▶ _TO BE DONE_
Where a line in the listing below contains the word "image", copy that line.
□ □ □ □ □
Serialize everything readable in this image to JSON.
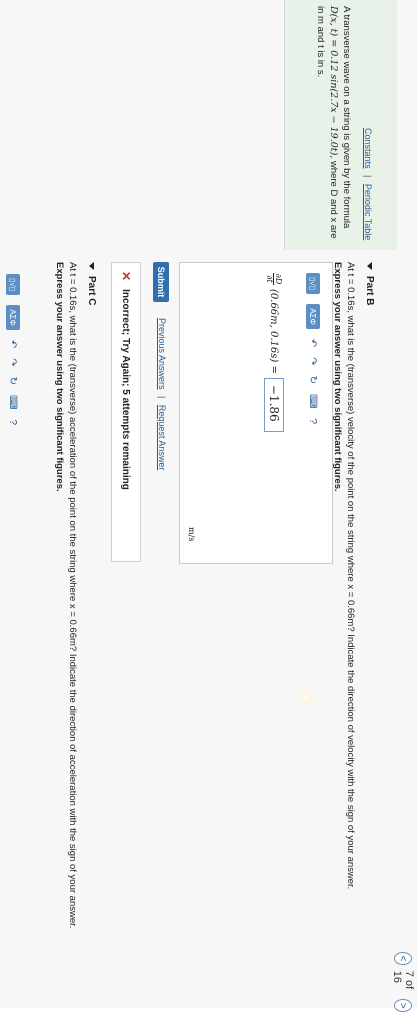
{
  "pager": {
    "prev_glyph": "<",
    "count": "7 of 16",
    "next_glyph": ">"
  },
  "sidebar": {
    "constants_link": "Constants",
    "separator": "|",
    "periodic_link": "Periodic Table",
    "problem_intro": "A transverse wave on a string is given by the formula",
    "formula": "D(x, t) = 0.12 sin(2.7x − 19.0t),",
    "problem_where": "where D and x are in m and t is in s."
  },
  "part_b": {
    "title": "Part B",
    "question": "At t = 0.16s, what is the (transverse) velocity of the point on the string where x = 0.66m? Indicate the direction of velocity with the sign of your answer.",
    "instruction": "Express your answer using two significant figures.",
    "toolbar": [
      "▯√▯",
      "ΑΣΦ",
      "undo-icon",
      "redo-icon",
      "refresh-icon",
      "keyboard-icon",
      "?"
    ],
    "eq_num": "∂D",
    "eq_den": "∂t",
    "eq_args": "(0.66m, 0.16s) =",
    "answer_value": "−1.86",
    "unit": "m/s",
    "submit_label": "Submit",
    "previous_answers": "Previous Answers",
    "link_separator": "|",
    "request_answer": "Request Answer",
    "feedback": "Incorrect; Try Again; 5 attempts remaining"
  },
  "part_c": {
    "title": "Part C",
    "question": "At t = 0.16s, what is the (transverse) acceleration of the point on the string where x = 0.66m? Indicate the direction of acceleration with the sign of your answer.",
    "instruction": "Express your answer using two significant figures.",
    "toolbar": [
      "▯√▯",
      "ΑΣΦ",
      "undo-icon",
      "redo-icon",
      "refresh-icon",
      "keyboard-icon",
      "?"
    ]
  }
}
□ □ □ □ □
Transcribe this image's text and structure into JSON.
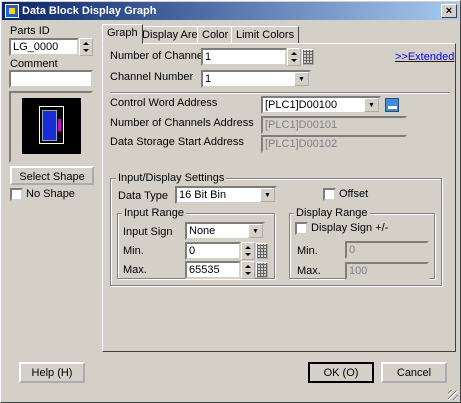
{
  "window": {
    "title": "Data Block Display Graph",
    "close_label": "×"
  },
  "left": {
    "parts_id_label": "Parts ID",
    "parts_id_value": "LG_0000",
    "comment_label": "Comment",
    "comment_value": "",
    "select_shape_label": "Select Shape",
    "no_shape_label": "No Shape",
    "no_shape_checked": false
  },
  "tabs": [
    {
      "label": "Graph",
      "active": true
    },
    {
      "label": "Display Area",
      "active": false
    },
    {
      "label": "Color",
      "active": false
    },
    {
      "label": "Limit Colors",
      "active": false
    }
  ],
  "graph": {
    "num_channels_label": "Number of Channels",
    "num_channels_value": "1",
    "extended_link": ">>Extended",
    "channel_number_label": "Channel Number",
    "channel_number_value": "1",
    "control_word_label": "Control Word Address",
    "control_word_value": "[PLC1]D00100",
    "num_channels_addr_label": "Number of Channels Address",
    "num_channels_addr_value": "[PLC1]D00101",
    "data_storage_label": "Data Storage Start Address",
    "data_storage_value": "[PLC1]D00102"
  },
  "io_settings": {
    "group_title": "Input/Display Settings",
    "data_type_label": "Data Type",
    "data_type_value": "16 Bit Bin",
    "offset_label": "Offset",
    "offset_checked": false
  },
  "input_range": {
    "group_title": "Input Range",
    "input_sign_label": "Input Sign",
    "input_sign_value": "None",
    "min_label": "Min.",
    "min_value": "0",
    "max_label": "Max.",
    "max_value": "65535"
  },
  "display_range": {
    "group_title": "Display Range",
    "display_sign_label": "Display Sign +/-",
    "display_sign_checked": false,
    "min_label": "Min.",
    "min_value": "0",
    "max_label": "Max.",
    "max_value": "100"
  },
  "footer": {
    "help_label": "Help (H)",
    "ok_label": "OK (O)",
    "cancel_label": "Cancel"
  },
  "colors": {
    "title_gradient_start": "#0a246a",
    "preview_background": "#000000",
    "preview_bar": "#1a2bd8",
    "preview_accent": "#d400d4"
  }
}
□ □ □ □ □
▶ _EXERCISE RESULT_
Serialize everything readable in this image to JSON.
Transcribe this image's text and structure into JSON.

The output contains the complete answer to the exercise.